● **What you are asked to do**
Out of the lines below, please list those that hold the string "Survey".

<<<<

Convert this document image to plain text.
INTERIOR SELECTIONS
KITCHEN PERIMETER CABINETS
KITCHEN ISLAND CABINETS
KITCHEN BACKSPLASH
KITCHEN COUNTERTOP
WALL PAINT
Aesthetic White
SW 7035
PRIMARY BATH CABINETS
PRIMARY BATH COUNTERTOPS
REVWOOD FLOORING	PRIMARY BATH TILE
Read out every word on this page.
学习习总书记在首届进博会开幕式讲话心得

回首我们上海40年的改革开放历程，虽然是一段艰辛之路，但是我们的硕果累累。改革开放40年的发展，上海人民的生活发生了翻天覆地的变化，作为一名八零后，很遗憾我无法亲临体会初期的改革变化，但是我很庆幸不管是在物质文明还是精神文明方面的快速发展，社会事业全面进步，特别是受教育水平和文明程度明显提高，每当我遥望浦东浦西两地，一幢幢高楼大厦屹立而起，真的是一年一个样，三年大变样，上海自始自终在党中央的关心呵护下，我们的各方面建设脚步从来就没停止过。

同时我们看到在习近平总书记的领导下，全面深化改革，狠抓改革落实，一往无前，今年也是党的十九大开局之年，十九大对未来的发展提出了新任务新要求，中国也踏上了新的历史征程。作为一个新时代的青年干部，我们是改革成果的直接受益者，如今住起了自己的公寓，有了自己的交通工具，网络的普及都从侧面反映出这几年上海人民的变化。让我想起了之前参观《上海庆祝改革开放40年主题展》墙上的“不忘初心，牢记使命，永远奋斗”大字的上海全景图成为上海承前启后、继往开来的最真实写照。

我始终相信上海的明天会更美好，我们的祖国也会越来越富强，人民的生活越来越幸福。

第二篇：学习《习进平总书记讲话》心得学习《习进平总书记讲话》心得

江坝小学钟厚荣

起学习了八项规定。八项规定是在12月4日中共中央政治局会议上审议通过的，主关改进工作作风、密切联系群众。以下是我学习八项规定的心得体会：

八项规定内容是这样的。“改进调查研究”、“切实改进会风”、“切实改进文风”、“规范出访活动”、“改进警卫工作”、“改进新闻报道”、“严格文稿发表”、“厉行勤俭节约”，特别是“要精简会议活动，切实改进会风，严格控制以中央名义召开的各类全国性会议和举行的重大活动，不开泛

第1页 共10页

>>>>
<<<<

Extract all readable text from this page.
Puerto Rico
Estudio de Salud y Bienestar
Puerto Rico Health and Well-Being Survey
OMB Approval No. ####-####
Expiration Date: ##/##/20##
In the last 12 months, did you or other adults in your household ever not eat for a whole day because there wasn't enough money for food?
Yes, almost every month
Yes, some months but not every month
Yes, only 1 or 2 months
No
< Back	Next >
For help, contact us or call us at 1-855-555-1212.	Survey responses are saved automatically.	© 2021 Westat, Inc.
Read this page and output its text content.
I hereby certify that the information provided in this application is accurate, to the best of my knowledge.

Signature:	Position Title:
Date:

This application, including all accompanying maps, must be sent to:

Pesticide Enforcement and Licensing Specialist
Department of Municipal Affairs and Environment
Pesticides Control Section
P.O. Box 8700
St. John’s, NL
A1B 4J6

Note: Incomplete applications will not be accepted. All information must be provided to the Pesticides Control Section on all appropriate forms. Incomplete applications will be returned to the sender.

>>>>

● **Answer to this problem**
Puerto Rico Health and Well-Being Survey
For help, contact us or call us at 1-855-555-1212.	Survey responses are saved automatically.	© 2021 Westat, Inc.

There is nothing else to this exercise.